WHAT IS REQUIRED: Each line that holds the word "page" should be returned.

PROVIDED MATERIAL:
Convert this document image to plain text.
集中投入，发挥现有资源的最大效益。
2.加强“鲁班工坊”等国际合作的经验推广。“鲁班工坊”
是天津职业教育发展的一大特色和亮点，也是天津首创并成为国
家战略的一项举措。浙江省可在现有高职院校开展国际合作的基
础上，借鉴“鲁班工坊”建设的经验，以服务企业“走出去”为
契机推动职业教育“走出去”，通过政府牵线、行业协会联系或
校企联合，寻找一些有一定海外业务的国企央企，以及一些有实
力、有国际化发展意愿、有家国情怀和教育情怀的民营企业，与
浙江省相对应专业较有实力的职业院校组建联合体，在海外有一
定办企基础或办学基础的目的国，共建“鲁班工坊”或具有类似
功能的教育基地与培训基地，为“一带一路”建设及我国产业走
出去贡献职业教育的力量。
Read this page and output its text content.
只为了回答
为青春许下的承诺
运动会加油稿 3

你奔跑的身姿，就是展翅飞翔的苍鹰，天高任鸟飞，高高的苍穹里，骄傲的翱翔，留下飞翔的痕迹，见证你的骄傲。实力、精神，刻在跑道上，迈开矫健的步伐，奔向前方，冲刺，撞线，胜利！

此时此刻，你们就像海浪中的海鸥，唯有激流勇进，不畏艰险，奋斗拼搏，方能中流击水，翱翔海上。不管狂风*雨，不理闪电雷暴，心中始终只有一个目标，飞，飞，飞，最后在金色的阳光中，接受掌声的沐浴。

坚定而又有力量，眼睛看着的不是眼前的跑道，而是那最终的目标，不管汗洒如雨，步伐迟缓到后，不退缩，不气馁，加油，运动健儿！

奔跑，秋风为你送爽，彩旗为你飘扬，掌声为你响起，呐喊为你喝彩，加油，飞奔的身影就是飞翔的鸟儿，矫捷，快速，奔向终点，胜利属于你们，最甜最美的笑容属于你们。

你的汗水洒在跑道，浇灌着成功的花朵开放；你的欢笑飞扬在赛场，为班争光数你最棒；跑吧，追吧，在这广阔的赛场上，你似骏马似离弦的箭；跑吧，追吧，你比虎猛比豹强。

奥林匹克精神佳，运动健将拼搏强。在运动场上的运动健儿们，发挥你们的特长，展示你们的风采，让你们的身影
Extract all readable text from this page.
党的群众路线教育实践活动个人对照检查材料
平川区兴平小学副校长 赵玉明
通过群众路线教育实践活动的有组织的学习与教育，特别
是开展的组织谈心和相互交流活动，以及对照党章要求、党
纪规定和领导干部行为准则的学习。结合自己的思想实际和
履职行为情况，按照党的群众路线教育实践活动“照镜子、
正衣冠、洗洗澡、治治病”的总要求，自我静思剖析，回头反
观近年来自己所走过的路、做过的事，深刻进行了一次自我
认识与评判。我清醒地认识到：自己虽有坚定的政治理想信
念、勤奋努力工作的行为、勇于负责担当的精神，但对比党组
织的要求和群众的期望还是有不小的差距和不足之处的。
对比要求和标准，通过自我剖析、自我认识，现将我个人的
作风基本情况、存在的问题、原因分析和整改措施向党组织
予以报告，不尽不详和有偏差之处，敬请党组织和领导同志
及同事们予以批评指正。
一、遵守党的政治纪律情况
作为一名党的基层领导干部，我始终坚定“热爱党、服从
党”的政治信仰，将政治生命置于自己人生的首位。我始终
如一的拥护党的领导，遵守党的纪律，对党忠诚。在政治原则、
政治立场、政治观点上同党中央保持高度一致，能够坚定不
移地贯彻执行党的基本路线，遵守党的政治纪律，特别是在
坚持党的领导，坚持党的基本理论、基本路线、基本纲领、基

ANSWER FOR THIS EXERCISE:
Read this page and output its text content.
Extract all readable text from this page.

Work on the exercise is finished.